• Set task: In the listing below, count each line containing "poets" and answer with the count only.

^^^^

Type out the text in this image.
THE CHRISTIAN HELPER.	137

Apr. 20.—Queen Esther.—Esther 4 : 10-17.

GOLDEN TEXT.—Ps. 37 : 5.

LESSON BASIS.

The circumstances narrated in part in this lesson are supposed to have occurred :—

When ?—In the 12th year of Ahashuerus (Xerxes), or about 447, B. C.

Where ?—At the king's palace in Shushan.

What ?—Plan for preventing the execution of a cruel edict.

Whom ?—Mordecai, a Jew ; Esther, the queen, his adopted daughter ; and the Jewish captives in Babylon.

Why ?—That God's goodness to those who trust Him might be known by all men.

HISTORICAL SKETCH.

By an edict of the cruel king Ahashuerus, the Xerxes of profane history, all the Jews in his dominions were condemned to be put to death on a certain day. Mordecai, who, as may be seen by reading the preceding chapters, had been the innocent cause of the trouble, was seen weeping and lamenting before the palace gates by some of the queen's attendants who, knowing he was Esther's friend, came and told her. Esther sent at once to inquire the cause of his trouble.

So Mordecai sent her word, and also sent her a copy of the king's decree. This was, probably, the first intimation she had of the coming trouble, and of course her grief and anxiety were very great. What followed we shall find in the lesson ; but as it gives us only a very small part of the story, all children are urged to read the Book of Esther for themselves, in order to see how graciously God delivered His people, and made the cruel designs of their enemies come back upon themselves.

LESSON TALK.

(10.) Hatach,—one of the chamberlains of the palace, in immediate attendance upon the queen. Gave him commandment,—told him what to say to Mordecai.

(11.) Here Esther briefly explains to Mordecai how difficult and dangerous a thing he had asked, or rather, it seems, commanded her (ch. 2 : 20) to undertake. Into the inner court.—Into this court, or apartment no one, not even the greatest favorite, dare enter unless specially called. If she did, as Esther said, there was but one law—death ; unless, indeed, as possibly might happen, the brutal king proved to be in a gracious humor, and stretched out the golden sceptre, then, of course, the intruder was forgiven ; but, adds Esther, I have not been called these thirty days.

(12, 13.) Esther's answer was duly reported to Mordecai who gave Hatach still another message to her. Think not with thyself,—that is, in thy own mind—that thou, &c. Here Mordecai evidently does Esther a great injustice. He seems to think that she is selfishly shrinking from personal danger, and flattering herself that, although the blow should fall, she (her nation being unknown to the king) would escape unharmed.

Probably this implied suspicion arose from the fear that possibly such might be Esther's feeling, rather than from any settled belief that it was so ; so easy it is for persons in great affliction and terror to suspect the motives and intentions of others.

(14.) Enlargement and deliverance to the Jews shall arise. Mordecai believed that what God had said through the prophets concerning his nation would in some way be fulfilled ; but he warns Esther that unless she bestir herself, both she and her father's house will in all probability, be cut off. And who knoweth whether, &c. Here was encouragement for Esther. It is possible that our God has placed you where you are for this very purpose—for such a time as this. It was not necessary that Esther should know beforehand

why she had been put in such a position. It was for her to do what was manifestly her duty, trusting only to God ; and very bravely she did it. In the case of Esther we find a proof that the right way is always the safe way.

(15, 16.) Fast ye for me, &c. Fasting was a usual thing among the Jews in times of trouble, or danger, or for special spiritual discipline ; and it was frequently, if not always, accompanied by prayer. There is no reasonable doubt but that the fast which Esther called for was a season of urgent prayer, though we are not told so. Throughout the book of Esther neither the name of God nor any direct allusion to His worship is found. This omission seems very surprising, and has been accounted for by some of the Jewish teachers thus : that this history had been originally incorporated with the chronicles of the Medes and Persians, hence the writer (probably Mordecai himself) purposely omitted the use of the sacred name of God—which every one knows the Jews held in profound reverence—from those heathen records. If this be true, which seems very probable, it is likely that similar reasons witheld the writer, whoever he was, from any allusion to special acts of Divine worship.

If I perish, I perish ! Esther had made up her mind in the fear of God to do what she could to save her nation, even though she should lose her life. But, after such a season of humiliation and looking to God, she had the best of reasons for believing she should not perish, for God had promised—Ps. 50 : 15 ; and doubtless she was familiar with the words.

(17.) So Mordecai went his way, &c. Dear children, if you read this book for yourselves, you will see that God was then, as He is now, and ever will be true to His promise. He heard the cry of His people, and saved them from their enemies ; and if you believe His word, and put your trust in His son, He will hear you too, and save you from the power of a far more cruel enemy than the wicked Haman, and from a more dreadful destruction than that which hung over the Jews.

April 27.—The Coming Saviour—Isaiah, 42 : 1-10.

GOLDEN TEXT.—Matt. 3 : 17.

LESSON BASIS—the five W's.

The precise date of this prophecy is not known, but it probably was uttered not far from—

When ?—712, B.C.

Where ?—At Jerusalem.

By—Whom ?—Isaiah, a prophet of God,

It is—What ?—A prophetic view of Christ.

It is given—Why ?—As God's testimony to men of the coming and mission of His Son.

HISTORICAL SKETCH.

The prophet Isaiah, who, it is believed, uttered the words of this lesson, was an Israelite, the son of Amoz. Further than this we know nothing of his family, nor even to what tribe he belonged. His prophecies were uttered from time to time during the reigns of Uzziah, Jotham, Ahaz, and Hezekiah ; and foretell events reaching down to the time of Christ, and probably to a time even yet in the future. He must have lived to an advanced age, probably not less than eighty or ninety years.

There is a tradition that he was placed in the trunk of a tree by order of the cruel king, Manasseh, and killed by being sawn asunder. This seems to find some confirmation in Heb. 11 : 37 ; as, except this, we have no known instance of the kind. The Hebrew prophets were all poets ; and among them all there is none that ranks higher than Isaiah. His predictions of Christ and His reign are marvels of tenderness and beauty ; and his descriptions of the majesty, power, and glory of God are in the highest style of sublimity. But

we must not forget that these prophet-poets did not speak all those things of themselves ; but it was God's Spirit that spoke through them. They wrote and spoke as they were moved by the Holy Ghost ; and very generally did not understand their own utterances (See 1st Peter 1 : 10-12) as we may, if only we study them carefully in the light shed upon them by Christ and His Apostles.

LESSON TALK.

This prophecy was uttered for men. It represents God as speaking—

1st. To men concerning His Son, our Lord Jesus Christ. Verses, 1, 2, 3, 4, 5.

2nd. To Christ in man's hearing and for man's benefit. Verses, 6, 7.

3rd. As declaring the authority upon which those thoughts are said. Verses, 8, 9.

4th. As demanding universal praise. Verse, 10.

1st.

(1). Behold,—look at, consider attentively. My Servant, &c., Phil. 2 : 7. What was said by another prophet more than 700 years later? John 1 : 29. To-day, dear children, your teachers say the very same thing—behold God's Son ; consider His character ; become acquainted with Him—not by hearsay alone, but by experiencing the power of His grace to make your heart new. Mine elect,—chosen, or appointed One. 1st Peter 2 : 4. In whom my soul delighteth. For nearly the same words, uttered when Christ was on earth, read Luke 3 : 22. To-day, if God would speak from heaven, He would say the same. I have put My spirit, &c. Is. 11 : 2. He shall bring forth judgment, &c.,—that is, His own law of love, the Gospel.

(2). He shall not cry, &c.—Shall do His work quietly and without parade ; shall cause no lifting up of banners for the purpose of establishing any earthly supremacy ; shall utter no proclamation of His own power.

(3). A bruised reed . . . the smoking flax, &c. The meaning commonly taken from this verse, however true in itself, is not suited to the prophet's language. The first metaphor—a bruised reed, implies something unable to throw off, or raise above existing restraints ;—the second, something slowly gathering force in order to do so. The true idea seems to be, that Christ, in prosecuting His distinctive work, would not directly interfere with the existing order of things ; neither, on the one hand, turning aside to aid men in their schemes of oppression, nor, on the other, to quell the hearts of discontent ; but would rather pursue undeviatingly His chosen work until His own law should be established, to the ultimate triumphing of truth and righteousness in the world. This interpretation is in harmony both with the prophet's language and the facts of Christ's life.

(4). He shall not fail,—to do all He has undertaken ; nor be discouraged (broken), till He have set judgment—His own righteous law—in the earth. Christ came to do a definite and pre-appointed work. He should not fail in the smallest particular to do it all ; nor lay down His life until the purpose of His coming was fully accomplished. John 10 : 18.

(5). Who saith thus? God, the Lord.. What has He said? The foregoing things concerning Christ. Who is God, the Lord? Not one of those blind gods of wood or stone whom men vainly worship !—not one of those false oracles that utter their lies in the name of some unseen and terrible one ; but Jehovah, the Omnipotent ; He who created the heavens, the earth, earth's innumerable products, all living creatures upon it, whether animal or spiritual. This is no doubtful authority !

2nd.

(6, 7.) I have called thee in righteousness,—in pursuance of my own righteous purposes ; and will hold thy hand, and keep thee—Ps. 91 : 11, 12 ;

^^^^

• Final result: 2